- GIVEN PROBLEM 1 -
In the opinion text, from which Supreme Court decision did the court of appeals in Abdala take its definition of collateral consequences?
- GIVEN PROBLEM 2 -
Reproduce the stretch of the opinion text from "Petitioner claims ICE" through "ICE's challenged conduct." word for word.

First, petitioner claims the allegedly unconstitutional reliance upon the police report in his first bond hearing will be relied upon by the government to admit the police report into evidence in his asylum proceedings. In asylum proceedings, he must show that he has not been convicted of a particularly serious crime, and the deciding court may go beyond a conviction to determine whether the offense constituted a particularly serious crime. 8 USC 1158(b)(2)(A)(ii); Matter of N-A-M, 24 I&N Dec. 336 (BIA 2007). Petitioner fears the government will use the first immigration judge's police report determination to show that the less serious misdemeanors petitioner plead guilty to in the resolved state matter were more serious.

This alleged continuing effect is not a collateral consequence redressable by success on the petition. Our court of appeals in Abdala adopted its definition of collateral consequences from Spencer v. Kemna, 523 U.S. 1, 14 (1998). In Spencer, the Supreme Court held that an allegedly unconstitutional parole revocation did not present a "concrete and continuing injury" after the petitioner there was re-released on parole and his sentence had expired. That petitioner argued that the parole revocation decision, which had been based on a police report of a crime he allegedly committed while on parole, might be wrongly used against him in future parole proceedings while serving another sentence. Even though the petitioner actually was serving a new sentence when the Supreme Court considered his case, the detrimental effect of the past parole revocation was still only a "possibility rather than a certainty or even a probability," and therefore was not a collateral consequence. Id. at 14.

So too here. Our petitioner's theory that the police report determination will resurface in his asylum proceedings to his detriment is speculative and does not constitute a collateral consequence. It makes no difference that our petitioner remains subject to the conditions of his release on bond, unlike the Spencer petitioner — the theory remains just as speculative.

The second alleged continuing effect imagines that an immigration judge in a possible future bond hearing will rely on the police report decision of the first immigration judge. This also fails because future bond redeterminations are even more speculative than asylum proceedings. A bond hearing will only occur if petitioner is redetained by ICE. If ordered removed, he might be rearrested. That scenario is plausible, but it is not certain or even probable that the police report would be relied on by the government in any such bond proceeding, much less relied on by the immigration judge.

2. VOLUNTARY CESSATION EXCEPTION.

The voluntary cessation exception enables a federal court with no remaining controversy before it to retain jurisdiction on the ground that the party asserting mootness voluntarily ceased illegal conduct in response to a lawsuit, or threat of one, and may revert to its old ways once the action is dismissed. Friends of the Earth, 528 U.S. at 189.

Petitioner claims ICE voluntarily began transporting petitioner to his state court hearings in response to the filing of the instant habeas petition, after missing three. ICE was not ordered to do so by either the immigration judge or the Superior Court because both felt they lacked jurisdiction to effectuate such an order (Dkt. No. 4 at 117; Dkt. No. 7 at 5). It is evident the proceedings on this petition caused a voluntary change in ICE's challenged conduct.

Because the conduct was ceased voluntarily, the government holds "the formidable burden of showing it is absolutely clear the allegedly wrongful behavior could not reasonably be expected to recur." Friends of the Earth, 528 U.S. at 190. This burden may not be shifted to petitioner — the government must show that it is "absolutely clear" that it is not reasonably likely they will subject petitioner to the same challenged behavior. See Rosemere Neighborhood Ass'n v. U.S. Environmental Protection Agency, 581 F.3d 1169, 1174 (9th Cir. 2009).

- GIVEN ENTRIES -

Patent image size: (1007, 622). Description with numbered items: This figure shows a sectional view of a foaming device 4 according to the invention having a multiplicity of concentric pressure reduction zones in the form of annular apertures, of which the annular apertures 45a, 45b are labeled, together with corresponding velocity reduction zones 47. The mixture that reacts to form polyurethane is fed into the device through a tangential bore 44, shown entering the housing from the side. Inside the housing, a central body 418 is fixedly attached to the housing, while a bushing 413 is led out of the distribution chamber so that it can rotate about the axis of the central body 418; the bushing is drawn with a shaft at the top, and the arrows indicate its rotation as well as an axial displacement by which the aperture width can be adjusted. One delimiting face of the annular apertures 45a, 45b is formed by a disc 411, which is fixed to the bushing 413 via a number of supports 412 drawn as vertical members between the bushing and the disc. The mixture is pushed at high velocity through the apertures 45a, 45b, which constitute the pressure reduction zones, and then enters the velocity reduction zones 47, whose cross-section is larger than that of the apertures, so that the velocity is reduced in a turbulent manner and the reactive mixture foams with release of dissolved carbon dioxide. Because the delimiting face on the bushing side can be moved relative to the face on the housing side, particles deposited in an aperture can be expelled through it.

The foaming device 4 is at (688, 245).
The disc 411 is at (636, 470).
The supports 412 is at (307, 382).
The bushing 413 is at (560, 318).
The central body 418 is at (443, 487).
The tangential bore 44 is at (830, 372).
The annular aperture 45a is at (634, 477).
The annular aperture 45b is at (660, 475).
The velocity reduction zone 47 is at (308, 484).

- TASK SOLUTION 1 -
Spencer v. Kemna, 523 U.S. 1, 14 (1998).

- TASK SOLUTION 2 -
Petitioner claims ICE voluntarily began transporting petitioner to his state court hearings in response to the filing of the instant habeas petition, after missing three. ICE was not ordered to do so by either the immigration judge or the Superior Court because both felt they lacked jurisdiction to effectuate such an order (Dkt. No. 4 at 117; Dkt. No. 7 at 5). It is evident the proceedings on this petition caused a voluntary change in ICE's challenged conduct.